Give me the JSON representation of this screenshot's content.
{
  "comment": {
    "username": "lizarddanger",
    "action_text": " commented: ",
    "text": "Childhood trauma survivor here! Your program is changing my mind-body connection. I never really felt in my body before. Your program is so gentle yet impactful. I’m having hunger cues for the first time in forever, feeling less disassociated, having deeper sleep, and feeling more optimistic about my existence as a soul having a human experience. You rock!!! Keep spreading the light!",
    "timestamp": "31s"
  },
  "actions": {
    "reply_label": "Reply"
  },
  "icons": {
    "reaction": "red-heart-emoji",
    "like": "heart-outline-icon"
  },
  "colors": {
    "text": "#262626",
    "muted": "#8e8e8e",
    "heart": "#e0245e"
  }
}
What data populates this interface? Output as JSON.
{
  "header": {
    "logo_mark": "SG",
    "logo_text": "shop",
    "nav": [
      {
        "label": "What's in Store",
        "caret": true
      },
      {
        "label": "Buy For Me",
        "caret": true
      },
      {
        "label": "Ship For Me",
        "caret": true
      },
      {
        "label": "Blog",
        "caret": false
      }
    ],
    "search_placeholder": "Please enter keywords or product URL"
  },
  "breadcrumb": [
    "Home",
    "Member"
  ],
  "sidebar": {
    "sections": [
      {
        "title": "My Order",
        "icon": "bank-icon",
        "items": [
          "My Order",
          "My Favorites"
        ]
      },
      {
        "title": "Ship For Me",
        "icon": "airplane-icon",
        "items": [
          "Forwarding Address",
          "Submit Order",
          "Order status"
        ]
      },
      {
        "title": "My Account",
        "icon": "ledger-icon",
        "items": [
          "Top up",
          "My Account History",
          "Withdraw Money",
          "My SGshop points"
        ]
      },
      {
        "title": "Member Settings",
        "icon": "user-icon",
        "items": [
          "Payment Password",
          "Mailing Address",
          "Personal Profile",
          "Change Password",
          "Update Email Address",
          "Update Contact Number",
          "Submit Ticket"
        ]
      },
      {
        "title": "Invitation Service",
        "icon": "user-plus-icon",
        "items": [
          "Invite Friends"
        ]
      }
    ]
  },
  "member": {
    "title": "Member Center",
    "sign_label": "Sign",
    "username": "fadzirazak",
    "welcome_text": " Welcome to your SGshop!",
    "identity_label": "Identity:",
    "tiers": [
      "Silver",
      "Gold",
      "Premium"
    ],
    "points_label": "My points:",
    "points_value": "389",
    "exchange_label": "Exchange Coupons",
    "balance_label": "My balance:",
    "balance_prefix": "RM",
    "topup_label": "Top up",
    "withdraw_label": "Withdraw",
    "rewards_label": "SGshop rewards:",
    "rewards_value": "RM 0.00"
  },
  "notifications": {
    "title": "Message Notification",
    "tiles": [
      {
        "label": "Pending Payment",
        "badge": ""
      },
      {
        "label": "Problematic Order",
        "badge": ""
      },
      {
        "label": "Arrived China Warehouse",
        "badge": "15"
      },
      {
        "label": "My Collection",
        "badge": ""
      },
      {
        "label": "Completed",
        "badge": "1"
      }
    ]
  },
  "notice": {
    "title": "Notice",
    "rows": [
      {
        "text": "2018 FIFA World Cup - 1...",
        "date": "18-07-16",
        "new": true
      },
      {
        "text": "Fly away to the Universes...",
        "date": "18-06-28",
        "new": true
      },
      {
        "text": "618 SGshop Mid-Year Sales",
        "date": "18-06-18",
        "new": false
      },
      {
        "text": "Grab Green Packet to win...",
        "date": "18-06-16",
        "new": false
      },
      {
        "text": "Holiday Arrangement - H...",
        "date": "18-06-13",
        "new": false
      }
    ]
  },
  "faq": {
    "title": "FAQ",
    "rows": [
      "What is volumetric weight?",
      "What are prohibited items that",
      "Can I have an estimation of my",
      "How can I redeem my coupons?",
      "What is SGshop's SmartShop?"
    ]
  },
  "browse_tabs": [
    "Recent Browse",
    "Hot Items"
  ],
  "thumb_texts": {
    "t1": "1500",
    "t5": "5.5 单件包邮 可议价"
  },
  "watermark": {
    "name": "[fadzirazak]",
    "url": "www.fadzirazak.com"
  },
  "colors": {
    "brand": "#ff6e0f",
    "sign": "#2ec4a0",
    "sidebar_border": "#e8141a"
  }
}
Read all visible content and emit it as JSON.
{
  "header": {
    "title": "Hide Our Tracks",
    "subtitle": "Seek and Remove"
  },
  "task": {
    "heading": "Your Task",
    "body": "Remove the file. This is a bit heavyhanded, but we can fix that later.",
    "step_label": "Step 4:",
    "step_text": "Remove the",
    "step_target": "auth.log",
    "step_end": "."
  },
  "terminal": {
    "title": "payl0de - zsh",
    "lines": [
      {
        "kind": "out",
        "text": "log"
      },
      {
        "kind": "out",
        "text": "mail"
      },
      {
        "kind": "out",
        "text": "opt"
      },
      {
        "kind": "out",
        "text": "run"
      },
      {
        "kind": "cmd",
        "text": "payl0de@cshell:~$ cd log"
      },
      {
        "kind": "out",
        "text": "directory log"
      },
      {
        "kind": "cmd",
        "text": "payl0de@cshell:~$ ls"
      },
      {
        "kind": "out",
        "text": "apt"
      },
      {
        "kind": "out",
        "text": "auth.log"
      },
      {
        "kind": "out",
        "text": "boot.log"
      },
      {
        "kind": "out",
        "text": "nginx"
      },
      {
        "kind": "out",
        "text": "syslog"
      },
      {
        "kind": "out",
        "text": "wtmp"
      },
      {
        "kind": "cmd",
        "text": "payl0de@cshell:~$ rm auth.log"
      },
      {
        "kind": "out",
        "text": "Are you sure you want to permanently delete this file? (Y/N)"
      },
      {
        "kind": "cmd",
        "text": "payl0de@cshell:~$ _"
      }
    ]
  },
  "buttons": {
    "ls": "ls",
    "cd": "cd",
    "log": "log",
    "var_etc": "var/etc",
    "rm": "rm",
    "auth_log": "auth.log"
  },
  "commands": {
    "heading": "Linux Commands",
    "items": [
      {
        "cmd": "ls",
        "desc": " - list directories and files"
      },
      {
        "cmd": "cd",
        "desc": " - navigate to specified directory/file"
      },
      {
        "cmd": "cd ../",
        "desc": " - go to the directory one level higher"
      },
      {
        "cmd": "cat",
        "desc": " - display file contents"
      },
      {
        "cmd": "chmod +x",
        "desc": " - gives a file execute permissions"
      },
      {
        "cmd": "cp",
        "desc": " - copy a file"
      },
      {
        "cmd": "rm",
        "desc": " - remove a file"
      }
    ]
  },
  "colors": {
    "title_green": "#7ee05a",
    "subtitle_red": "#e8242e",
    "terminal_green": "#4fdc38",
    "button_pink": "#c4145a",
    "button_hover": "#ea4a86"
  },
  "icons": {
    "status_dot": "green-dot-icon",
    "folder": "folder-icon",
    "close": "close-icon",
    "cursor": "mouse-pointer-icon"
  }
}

──────────────────────────────

To do: Write the entries again, exactly as they stand.

Result:
Give me the JSON representation of this screenshot's content.
{
  "comment": {
    "username": "lizarddanger",
    "action_text": " commented: ",
    "text": "Childhood trauma survivor here! Your program is changing my mind-body connection. I never really felt in my body before. Your program is so gentle yet impactful. I’m having hunger cues for the first time in forever, feeling less disassociated, having deeper sleep, and feeling more optimistic about my existence as a soul having a human experience. You rock!!! Keep spreading the light!",
    "timestamp": "31s"
  },
  "actions": {
    "reply_label": "Reply"
  },
  "icons": {
    "reaction": "red-heart-emoji",
    "like": "heart-outline-icon"
  },
  "colors": {
    "text": "#262626",
    "muted": "#8e8e8e",
    "heart": "#e0245e"
  }
}
What data populates this interface? Output as JSON.
{
  "header": {
    "logo_mark": "SG",
    "logo_text": "shop",
    "nav": [
      {
        "label": "What's in Store",
        "caret": true
      },
      {
        "label": "Buy For Me",
        "caret": true
      },
      {
        "label": "Ship For Me",
        "caret": true
      },
      {
        "label": "Blog",
        "caret": false
      }
    ],
    "search_placeholder": "Please enter keywords or product URL"
  },
  "breadcrumb": [
    "Home",
    "Member"
  ],
  "sidebar": {
    "sections": [
      {
        "title": "My Order",
        "icon": "bank-icon",
        "items": [
          "My Order",
          "My Favorites"
        ]
      },
      {
        "title": "Ship For Me",
        "icon": "airplane-icon",
        "items": [
          "Forwarding Address",
          "Submit Order",
          "Order status"
        ]
      },
      {
        "title": "My Account",
        "icon": "ledger-icon",
        "items": [
          "Top up",
          "My Account History",
          "Withdraw Money",
          "My SGshop points"
        ]
      },
      {
        "title": "Member Settings",
        "icon": "user-icon",
        "items": [
          "Payment Password",
          "Mailing Address",
          "Personal Profile",
          "Change Password",
          "Update Email Address",
          "Update Contact Number",
          "Submit Ticket"
        ]
      },
      {
        "title": "Invitation Service",
        "icon": "user-plus-icon",
        "items": [
          "Invite Friends"
        ]
      }
    ]
  },
  "member": {
    "title": "Member Center",
    "sign_label": "Sign",
    "username": "fadzirazak",
    "welcome_text": " Welcome to your SGshop!",
    "identity_label": "Identity:",
    "tiers": [
      "Silver",
      "Gold",
      "Premium"
    ],
    "points_label": "My points:",
    "points_value": "389",
    "exchange_label": "Exchange Coupons",
    "balance_label": "My balance:",
    "balance_prefix": "RM",
    "topup_label": "Top up",
    "withdraw_label": "Withdraw",
    "rewards_label": "SGshop rewards:",
    "rewards_value": "RM 0.00"
  },
  "notifications": {
    "title": "Message Notification",
    "tiles": [
      {
        "label": "Pending Payment",
        "badge": ""
      },
      {
        "label": "Problematic Order",
        "badge": ""
      },
      {
        "label": "Arrived China Warehouse",
        "badge": "15"
      },
      {
        "label": "My Collection",
        "badge": ""
      },
      {
        "label": "Completed",
        "badge": "1"
      }
    ]
  },
  "notice": {
    "title": "Notice",
    "rows": [
      {
        "text": "2018 FIFA World Cup - 1...",
        "date": "18-07-16",
        "new": true
      },
      {
        "text": "Fly away to the Universes...",
        "date": "18-06-28",
        "new": true
      },
      {
        "text": "618 SGshop Mid-Year Sales",
        "date": "18-06-18",
        "new": false
      },
      {
        "text": "Grab Green Packet to win...",
        "date": "18-06-16",
        "new": false
      },
      {
        "text": "Holiday Arrangement - H...",
        "date": "18-06-13",
        "new": false
      }
    ]
  },
  "faq": {
    "title": "FAQ",
    "rows": [
      "What is volumetric weight?",
      "What are prohibited items that",
      "Can I have an estimation of my",
      "How can I redeem my coupons?",
      "What is SGshop's SmartShop?"
    ]
  },
  "browse_tabs": [
    "Recent Browse",
    "Hot Items"
  ],
  "thumb_texts": {
    "t1": "1500",
    "t5": "5.5 单件包邮 可议价"
  },
  "watermark": {
    "name": "[fadzirazak]",
    "url": "www.fadzirazak.com"
  },
  "colors": {
    "brand": "#ff6e0f",
    "sign": "#2ec4a0",
    "sidebar_border": "#e8141a"
  }
}
Read all visible content and emit it as JSON.
{
  "header": {
    "title": "Hide Our Tracks",
    "subtitle": "Seek and Remove"
  },
  "task": {
    "heading": "Your Task",
    "body": "Remove the file. This is a bit heavyhanded, but we can fix that later.",
    "step_label": "Step 4:",
    "step_text": "Remove the",
    "step_target": "auth.log",
    "step_end": "."
  },
  "terminal": {
    "title": "payl0de - zsh",
    "lines": [
      {
        "kind": "out",
        "text": "log"
      },
      {
        "kind": "out",
        "text": "mail"
      },
      {
        "kind": "out",
        "text": "opt"
      },
      {
        "kind": "out",
        "text": "run"
      },
      {
        "kind": "cmd",
        "text": "payl0de@cshell:~$ cd log"
      },
      {
        "kind": "out",
        "text": "directory log"
      },
      {
        "kind": "cmd",
        "text": "payl0de@cshell:~$ ls"
      },
      {
        "kind": "out",
        "text": "apt"
      },
      {
        "kind": "out",
        "text": "auth.log"
      },
      {
        "kind": "out",
        "text": "boot.log"
      },
      {
        "kind": "out",
        "text": "nginx"
      },
      {
        "kind": "out",
        "text": "syslog"
      },
      {
        "kind": "out",
        "text": "wtmp"
      },
      {
        "kind": "cmd",
        "text": "payl0de@cshell:~$ rm auth.log"
      },
      {
        "kind": "out",
        "text": "Are you sure you want to permanently delete this file? (Y/N)"
      },
      {
        "kind": "cmd",
        "text": "payl0de@cshell:~$ _"
      }
    ]
  },
  "buttons": {
    "ls": "ls",
    "cd": "cd",
    "log": "log",
    "var_etc": "var/etc",
    "rm": "rm",
    "auth_log": "auth.log"
  },
  "commands": {
    "heading": "Linux Commands",
    "items": [
      {
        "cmd": "ls",
        "desc": " - list directories and files"
      },
      {
        "cmd": "cd",
        "desc": " - navigate to specified directory/file"
      },
      {
        "cmd": "cd ../",
        "desc": " - go to the directory one level higher"
      },
      {
        "cmd": "cat",
        "desc": " - display file contents"
      },
      {
        "cmd": "chmod +x",
        "desc": " - gives a file execute permissions"
      },
      {
        "cmd": "cp",
        "desc": " - copy a file"
      },
      {
        "cmd": "rm",
        "desc": " - remove a file"
      }
    ]
  },
  "colors": {
    "title_green": "#7ee05a",
    "subtitle_red": "#e8242e",
    "terminal_green": "#4fdc38",
    "button_pink": "#c4145a",
    "button_hover": "#ea4a86"
  },
  "icons": {
    "status_dot": "green-dot-icon",
    "folder": "folder-icon",
    "close": "close-icon",
    "cursor": "mouse-pointer-icon"
  }
}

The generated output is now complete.